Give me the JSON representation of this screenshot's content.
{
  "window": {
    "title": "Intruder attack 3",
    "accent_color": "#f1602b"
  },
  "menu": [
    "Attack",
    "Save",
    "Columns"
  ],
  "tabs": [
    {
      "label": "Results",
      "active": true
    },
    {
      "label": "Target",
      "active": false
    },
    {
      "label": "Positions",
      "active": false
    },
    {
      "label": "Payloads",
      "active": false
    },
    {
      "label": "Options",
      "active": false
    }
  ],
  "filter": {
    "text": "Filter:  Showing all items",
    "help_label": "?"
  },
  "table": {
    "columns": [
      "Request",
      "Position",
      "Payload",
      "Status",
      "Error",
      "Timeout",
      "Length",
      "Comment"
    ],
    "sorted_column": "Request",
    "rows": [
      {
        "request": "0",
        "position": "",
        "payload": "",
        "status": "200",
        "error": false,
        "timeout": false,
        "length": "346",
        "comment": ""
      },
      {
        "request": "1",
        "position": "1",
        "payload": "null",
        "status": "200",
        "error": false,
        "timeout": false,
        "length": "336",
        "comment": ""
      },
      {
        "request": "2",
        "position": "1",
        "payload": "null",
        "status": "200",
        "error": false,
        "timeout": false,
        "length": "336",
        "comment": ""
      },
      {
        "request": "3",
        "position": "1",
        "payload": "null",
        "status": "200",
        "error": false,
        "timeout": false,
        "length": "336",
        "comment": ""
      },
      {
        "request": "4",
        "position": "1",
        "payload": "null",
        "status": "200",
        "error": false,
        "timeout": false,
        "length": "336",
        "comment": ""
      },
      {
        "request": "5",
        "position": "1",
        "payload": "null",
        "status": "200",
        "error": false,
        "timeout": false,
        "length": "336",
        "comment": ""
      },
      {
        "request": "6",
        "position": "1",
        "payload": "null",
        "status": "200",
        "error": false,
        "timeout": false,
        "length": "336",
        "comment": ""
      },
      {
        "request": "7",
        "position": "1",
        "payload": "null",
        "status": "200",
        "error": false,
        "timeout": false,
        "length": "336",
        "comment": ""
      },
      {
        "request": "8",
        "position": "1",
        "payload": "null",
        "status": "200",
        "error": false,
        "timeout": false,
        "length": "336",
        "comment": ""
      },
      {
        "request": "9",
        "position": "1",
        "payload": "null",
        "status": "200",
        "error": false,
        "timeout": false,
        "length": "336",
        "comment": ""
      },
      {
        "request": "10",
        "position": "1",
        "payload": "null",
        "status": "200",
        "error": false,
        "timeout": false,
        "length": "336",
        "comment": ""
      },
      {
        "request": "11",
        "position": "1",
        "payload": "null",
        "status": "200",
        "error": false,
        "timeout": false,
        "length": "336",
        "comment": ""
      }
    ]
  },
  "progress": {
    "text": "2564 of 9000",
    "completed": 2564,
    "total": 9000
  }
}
**********
| Exercise goal |
Output the records above in their entirety, exactly.

| Exercise result |
Give me the JSON representation of this screenshot's content.
{
  "window": {
    "title": "Intruder attack 3",
    "accent_color": "#f1602b"
  },
  "menu": [
    "Attack",
    "Save",
    "Columns"
  ],
  "tabs": [
    {
      "label": "Results",
      "active": true
    },
    {
      "label": "Target",
      "active": false
    },
    {
      "label": "Positions",
      "active": false
    },
    {
      "label": "Payloads",
      "active": false
    },
    {
      "label": "Options",
      "active": false
    }
  ],
  "filter": {
    "text": "Filter:  Showing all items",
    "help_label": "?"
  },
  "table": {
    "columns": [
      "Request",
      "Position",
      "Payload",
      "Status",
      "Error",
      "Timeout",
      "Length",
      "Comment"
    ],
    "sorted_column": "Request",
    "rows": [
      {
        "request": "0",
        "position": "",
        "payload": "",
        "status": "200",
        "error": false,
        "timeout": false,
        "length": "346",
        "comment": ""
      },
      {
        "request": "1",
        "position": "1",
        "payload": "null",
        "status": "200",
        "error": false,
        "timeout": false,
        "length": "336",
        "comment": ""
      },
      {
        "request": "2",
        "position": "1",
        "payload": "null",
        "status": "200",
        "error": false,
        "timeout": false,
        "length": "336",
        "comment": ""
      },
      {
        "request": "3",
        "position": "1",
        "payload": "null",
        "status": "200",
        "error": false,
        "timeout": false,
        "length": "336",
        "comment": ""
      },
      {
        "request": "4",
        "position": "1",
        "payload": "null",
        "status": "200",
        "error": false,
        "timeout": false,
        "length": "336",
        "comment": ""
      },
      {
        "request": "5",
        "position": "1",
        "payload": "null",
        "status": "200",
        "error": false,
        "timeout": false,
        "length": "336",
        "comment": ""
      },
      {
        "request": "6",
        "position": "1",
        "payload": "null",
        "status": "200",
        "error": false,
        "timeout": false,
        "length": "336",
        "comment": ""
      },
      {
        "request": "7",
        "position": "1",
        "payload": "null",
        "status": "200",
        "error": false,
        "timeout": false,
        "length": "336",
        "comment": ""
      },
      {
        "request": "8",
        "position": "1",
        "payload": "null",
        "status": "200",
        "error": false,
        "timeout": false,
        "length": "336",
        "comment": ""
      },
      {
        "request": "9",
        "position": "1",
        "payload": "null",
        "status": "200",
        "error": false,
        "timeout": false,
        "length": "336",
        "comment": ""
      },
      {
        "request": "10",
        "position": "1",
        "payload": "null",
        "status": "200",
        "error": false,
        "timeout": false,
        "length": "336",
        "comment": ""
      },
      {
        "request": "11",
        "position": "1",
        "payload": "null",
        "status": "200",
        "error": false,
        "timeout": false,
        "length": "336",
        "comment": ""
      }
    ]
  },
  "progress": {
    "text": "2564 of 9000",
    "completed": 2564,
    "total": 9000
  }
}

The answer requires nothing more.